Lines of data:
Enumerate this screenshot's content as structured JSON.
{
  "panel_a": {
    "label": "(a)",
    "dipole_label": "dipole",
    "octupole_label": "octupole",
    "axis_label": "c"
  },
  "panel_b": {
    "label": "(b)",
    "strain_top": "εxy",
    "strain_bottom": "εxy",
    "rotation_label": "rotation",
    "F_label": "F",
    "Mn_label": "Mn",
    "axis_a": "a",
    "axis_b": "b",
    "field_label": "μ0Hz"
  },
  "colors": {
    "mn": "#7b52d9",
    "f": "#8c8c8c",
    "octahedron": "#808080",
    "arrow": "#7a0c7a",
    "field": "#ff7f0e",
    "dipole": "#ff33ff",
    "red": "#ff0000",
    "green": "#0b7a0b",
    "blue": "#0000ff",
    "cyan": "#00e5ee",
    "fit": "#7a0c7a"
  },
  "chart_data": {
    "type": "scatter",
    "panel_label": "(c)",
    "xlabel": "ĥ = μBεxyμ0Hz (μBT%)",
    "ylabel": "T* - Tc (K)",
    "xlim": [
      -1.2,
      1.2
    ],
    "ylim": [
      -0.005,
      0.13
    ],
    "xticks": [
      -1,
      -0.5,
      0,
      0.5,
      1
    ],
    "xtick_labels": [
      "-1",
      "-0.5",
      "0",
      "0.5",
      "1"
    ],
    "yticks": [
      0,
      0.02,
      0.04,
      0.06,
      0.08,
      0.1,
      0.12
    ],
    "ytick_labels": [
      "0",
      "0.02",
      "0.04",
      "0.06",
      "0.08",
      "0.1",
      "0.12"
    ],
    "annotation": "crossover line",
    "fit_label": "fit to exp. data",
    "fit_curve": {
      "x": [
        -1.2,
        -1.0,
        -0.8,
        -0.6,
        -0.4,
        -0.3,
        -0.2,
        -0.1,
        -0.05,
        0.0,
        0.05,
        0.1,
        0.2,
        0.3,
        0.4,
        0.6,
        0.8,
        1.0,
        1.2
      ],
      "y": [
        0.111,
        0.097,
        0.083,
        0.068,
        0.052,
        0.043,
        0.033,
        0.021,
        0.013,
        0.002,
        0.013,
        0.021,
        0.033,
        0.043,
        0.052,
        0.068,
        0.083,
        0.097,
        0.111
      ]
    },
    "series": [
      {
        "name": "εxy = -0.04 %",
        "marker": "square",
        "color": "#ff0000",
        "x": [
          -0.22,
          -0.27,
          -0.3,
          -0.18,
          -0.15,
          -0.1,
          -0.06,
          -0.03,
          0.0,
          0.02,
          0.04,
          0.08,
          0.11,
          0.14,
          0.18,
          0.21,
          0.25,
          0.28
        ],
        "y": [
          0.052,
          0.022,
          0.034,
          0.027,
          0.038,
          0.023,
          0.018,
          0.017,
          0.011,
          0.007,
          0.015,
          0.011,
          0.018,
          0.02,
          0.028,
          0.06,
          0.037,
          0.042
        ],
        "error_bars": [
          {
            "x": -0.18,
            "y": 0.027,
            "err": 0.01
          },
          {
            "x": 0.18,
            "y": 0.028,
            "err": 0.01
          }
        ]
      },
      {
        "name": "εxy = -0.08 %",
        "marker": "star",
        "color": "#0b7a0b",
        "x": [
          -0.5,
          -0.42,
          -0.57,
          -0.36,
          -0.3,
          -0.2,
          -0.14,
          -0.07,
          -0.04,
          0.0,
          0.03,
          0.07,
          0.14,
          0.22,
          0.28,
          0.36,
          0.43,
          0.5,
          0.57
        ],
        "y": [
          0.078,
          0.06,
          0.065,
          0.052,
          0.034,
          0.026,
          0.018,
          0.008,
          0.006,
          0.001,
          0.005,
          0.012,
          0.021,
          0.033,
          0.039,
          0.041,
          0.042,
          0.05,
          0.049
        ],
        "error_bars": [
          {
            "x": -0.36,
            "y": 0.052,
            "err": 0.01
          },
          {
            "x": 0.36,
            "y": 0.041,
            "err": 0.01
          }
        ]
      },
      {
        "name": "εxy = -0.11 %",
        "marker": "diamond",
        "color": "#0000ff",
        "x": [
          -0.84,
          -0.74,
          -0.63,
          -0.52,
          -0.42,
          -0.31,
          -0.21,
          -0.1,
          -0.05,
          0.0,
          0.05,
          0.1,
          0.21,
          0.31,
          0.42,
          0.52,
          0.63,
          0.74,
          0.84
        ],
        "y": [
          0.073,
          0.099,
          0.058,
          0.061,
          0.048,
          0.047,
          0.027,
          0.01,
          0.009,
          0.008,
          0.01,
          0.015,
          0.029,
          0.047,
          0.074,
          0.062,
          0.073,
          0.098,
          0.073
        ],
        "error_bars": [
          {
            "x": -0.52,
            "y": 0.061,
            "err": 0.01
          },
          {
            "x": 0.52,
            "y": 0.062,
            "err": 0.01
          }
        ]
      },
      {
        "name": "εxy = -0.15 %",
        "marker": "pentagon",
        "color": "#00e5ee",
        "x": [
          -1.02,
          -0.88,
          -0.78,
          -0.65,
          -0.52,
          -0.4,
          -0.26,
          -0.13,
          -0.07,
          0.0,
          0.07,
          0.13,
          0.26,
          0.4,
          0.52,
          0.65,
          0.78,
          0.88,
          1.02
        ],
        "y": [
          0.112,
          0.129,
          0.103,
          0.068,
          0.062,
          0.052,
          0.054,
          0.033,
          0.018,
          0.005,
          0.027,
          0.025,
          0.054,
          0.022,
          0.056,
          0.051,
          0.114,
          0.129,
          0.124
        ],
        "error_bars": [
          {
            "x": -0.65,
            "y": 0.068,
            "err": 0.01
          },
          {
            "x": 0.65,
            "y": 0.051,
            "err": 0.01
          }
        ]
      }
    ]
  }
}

Short task:
Above are some records; repeat all of them exactly.

Finished task:
Enumerate this screenshot's content as structured JSON.
{
  "panel_a": {
    "label": "(a)",
    "dipole_label": "dipole",
    "octupole_label": "octupole",
    "axis_label": "c"
  },
  "panel_b": {
    "label": "(b)",
    "strain_top": "εxy",
    "strain_bottom": "εxy",
    "rotation_label": "rotation",
    "F_label": "F",
    "Mn_label": "Mn",
    "axis_a": "a",
    "axis_b": "b",
    "field_label": "μ0Hz"
  },
  "colors": {
    "mn": "#7b52d9",
    "f": "#8c8c8c",
    "octahedron": "#808080",
    "arrow": "#7a0c7a",
    "field": "#ff7f0e",
    "dipole": "#ff33ff",
    "red": "#ff0000",
    "green": "#0b7a0b",
    "blue": "#0000ff",
    "cyan": "#00e5ee",
    "fit": "#7a0c7a"
  },
  "chart_data": {
    "type": "scatter",
    "panel_label": "(c)",
    "xlabel": "ĥ = μBεxyμ0Hz (μBT%)",
    "ylabel": "T* - Tc (K)",
    "xlim": [
      -1.2,
      1.2
    ],
    "ylim": [
      -0.005,
      0.13
    ],
    "xticks": [
      -1,
      -0.5,
      0,
      0.5,
      1
    ],
    "xtick_labels": [
      "-1",
      "-0.5",
      "0",
      "0.5",
      "1"
    ],
    "yticks": [
      0,
      0.02,
      0.04,
      0.06,
      0.08,
      0.1,
      0.12
    ],
    "ytick_labels": [
      "0",
      "0.02",
      "0.04",
      "0.06",
      "0.08",
      "0.1",
      "0.12"
    ],
    "annotation": "crossover line",
    "fit_label": "fit to exp. data",
    "fit_curve": {
      "x": [
        -1.2,
        -1.0,
        -0.8,
        -0.6,
        -0.4,
        -0.3,
        -0.2,
        -0.1,
        -0.05,
        0.0,
        0.05,
        0.1,
        0.2,
        0.3,
        0.4,
        0.6,
        0.8,
        1.0,
        1.2
      ],
      "y": [
        0.111,
        0.097,
        0.083,
        0.068,
        0.052,
        0.043,
        0.033,
        0.021,
        0.013,
        0.002,
        0.013,
        0.021,
        0.033,
        0.043,
        0.052,
        0.068,
        0.083,
        0.097,
        0.111
      ]
    },
    "series": [
      {
        "name": "εxy = -0.04 %",
        "marker": "square",
        "color": "#ff0000",
        "x": [
          -0.22,
          -0.27,
          -0.3,
          -0.18,
          -0.15,
          -0.1,
          -0.06,
          -0.03,
          0.0,
          0.02,
          0.04,
          0.08,
          0.11,
          0.14,
          0.18,
          0.21,
          0.25,
          0.28
        ],
        "y": [
          0.052,
          0.022,
          0.034,
          0.027,
          0.038,
          0.023,
          0.018,
          0.017,
          0.011,
          0.007,
          0.015,
          0.011,
          0.018,
          0.02,
          0.028,
          0.06,
          0.037,
          0.042
        ],
        "error_bars": [
          {
            "x": -0.18,
            "y": 0.027,
            "err": 0.01
          },
          {
            "x": 0.18,
            "y": 0.028,
            "err": 0.01
          }
        ]
      },
      {
        "name": "εxy = -0.08 %",
        "marker": "star",
        "color": "#0b7a0b",
        "x": [
          -0.5,
          -0.42,
          -0.57,
          -0.36,
          -0.3,
          -0.2,
          -0.14,
          -0.07,
          -0.04,
          0.0,
          0.03,
          0.07,
          0.14,
          0.22,
          0.28,
          0.36,
          0.43,
          0.5,
          0.57
        ],
        "y": [
          0.078,
          0.06,
          0.065,
          0.052,
          0.034,
          0.026,
          0.018,
          0.008,
          0.006,
          0.001,
          0.005,
          0.012,
          0.021,
          0.033,
          0.039,
          0.041,
          0.042,
          0.05,
          0.049
        ],
        "error_bars": [
          {
            "x": -0.36,
            "y": 0.052,
            "err": 0.01
          },
          {
            "x": 0.36,
            "y": 0.041,
            "err": 0.01
          }
        ]
      },
      {
        "name": "εxy = -0.11 %",
        "marker": "diamond",
        "color": "#0000ff",
        "x": [
          -0.84,
          -0.74,
          -0.63,
          -0.52,
          -0.42,
          -0.31,
          -0.21,
          -0.1,
          -0.05,
          0.0,
          0.05,
          0.1,
          0.21,
          0.31,
          0.42,
          0.52,
          0.63,
          0.74,
          0.84
        ],
        "y": [
          0.073,
          0.099,
          0.058,
          0.061,
          0.048,
          0.047,
          0.027,
          0.01,
          0.009,
          0.008,
          0.01,
          0.015,
          0.029,
          0.047,
          0.074,
          0.062,
          0.073,
          0.098,
          0.073
        ],
        "error_bars": [
          {
            "x": -0.52,
            "y": 0.061,
            "err": 0.01
          },
          {
            "x": 0.52,
            "y": 0.062,
            "err": 0.01
          }
        ]
      },
      {
        "name": "εxy = -0.15 %",
        "marker": "pentagon",
        "color": "#00e5ee",
        "x": [
          -1.02,
          -0.88,
          -0.78,
          -0.65,
          -0.52,
          -0.4,
          -0.26,
          -0.13,
          -0.07,
          0.0,
          0.07,
          0.13,
          0.26,
          0.4,
          0.52,
          0.65,
          0.78,
          0.88,
          1.02
        ],
        "y": [
          0.112,
          0.129,
          0.103,
          0.068,
          0.062,
          0.052,
          0.054,
          0.033,
          0.018,
          0.005,
          0.027,
          0.025,
          0.054,
          0.022,
          0.056,
          0.051,
          0.114,
          0.129,
          0.124
        ],
        "error_bars": [
          {
            "x": -0.65,
            "y": 0.068,
            "err": 0.01
          },
          {
            "x": 0.65,
            "y": 0.051,
            "err": 0.01
          }
        ]
      }
    ]
  }
}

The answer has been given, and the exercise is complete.